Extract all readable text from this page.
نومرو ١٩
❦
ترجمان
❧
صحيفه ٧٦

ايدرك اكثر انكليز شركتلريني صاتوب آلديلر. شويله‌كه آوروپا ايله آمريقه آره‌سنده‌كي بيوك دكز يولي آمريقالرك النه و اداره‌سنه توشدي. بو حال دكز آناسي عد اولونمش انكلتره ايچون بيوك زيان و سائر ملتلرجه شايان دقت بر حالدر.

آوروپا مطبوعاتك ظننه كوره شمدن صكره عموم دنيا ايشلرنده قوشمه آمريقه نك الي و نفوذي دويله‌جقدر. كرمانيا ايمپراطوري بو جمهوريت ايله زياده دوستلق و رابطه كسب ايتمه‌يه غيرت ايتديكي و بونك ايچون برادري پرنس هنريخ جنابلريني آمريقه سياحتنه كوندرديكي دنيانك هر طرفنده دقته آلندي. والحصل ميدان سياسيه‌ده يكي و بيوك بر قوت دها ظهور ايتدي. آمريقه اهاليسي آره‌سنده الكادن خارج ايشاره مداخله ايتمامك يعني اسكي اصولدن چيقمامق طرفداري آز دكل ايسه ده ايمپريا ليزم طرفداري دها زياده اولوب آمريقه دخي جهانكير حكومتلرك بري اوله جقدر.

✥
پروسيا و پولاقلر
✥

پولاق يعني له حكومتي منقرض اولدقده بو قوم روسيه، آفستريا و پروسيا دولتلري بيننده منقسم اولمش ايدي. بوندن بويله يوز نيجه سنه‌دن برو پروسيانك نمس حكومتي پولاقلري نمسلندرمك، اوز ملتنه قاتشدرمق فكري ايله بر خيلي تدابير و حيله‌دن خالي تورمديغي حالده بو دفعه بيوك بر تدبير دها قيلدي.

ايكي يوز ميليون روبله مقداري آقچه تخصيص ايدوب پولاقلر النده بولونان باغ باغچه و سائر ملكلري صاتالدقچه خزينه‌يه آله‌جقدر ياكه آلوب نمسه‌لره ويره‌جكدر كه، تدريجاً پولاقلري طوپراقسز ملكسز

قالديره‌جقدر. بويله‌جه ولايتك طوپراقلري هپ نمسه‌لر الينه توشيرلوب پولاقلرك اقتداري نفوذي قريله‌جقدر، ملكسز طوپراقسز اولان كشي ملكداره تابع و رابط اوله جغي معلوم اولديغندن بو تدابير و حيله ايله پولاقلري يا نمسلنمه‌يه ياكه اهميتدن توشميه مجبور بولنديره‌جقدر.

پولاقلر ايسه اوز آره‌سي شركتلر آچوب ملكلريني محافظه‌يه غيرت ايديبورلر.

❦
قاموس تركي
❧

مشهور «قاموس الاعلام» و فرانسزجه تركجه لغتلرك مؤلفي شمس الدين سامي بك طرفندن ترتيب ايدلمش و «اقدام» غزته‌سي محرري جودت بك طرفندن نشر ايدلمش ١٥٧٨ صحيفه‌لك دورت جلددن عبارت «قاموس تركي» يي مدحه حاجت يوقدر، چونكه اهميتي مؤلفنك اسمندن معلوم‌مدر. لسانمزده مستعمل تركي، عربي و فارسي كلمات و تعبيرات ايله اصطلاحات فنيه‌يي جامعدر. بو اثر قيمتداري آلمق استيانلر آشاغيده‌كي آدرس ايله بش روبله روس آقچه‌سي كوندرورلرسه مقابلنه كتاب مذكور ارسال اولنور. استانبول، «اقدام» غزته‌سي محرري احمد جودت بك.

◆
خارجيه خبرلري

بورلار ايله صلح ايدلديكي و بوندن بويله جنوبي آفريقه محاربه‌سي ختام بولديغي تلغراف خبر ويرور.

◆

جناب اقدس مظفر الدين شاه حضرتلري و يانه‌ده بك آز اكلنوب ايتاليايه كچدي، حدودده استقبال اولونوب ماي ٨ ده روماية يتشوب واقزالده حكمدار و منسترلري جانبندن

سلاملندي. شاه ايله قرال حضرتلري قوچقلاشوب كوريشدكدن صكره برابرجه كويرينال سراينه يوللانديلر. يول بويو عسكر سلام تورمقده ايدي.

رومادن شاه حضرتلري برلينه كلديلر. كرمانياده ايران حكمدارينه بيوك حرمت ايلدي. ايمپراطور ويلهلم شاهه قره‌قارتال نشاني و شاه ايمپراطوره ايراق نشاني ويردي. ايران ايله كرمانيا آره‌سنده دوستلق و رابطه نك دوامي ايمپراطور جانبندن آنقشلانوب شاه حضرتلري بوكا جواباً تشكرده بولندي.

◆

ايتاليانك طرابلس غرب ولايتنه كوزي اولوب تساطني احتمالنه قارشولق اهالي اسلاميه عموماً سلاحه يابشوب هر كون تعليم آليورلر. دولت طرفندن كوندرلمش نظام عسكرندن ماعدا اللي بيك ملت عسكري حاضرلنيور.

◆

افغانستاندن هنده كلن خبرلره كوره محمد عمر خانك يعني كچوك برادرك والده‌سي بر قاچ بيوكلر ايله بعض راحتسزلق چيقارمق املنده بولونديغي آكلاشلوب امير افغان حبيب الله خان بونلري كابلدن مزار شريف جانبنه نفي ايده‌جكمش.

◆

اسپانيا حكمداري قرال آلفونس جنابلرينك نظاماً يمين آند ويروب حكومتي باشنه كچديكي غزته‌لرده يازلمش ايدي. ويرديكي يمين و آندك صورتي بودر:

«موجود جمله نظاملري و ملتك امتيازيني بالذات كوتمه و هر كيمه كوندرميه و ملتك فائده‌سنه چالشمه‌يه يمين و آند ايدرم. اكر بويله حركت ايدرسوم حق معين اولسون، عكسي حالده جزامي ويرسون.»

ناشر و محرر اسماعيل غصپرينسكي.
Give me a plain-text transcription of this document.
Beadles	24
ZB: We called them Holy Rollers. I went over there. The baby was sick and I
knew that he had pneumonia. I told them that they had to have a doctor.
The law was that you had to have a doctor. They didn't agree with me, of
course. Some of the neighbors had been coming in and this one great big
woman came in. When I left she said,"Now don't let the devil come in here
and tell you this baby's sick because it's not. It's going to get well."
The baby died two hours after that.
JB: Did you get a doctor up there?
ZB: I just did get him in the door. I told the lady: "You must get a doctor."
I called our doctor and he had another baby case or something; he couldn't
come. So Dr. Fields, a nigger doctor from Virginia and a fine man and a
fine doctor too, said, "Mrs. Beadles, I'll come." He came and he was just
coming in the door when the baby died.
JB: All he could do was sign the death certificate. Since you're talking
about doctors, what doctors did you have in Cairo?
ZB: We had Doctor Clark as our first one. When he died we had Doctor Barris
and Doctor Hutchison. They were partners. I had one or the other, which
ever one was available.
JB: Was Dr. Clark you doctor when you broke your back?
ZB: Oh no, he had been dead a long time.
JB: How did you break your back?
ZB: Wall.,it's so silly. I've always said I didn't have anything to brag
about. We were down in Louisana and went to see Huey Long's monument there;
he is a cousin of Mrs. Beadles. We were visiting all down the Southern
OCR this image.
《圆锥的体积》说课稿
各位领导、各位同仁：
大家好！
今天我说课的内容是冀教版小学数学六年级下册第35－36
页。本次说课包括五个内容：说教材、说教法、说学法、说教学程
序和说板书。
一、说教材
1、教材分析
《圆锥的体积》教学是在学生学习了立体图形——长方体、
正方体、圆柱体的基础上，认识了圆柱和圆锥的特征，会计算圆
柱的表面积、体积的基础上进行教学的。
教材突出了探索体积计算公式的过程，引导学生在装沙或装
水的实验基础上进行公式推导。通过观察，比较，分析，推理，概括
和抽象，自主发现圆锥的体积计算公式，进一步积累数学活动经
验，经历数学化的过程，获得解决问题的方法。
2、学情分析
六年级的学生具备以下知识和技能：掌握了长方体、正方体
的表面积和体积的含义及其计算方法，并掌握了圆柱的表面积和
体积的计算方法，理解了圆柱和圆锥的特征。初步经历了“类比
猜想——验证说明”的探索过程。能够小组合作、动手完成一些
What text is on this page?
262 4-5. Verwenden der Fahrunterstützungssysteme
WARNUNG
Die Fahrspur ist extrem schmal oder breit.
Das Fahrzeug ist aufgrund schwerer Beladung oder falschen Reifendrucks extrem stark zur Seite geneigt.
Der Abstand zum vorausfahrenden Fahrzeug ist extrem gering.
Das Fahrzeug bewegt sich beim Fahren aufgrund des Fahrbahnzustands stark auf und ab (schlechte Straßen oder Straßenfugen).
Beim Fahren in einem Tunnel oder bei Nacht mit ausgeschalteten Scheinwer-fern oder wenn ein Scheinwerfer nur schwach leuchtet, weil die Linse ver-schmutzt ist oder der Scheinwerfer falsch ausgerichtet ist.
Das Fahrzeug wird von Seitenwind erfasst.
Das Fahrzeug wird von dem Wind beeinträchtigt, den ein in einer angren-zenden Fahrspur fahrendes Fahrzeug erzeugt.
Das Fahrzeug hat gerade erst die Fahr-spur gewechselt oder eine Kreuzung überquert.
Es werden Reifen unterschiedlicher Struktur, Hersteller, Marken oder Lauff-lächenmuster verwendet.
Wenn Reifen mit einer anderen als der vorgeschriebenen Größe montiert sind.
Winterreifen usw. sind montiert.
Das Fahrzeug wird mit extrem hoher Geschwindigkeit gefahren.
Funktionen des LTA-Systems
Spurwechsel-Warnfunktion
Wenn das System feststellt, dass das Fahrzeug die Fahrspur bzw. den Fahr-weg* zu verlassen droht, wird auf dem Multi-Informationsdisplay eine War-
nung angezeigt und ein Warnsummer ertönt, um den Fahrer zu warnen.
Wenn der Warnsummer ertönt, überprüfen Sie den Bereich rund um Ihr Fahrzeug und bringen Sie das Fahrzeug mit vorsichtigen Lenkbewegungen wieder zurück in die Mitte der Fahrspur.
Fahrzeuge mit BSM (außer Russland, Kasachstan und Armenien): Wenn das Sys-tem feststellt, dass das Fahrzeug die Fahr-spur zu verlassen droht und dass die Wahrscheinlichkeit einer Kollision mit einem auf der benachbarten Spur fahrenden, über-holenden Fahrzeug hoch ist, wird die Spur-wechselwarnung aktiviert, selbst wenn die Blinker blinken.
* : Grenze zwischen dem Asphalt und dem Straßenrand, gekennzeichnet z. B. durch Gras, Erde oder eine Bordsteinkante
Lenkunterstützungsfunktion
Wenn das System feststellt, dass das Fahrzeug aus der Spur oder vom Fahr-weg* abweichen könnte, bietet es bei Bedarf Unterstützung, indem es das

● ● ● ●

### AIM OF THE EXERCISE:
Each line that holds the word "coming" should be extracted from the records.

### THE REPLY:
course. Some of the neighbors had been coming in and this one great big
coming in the door when the baby died.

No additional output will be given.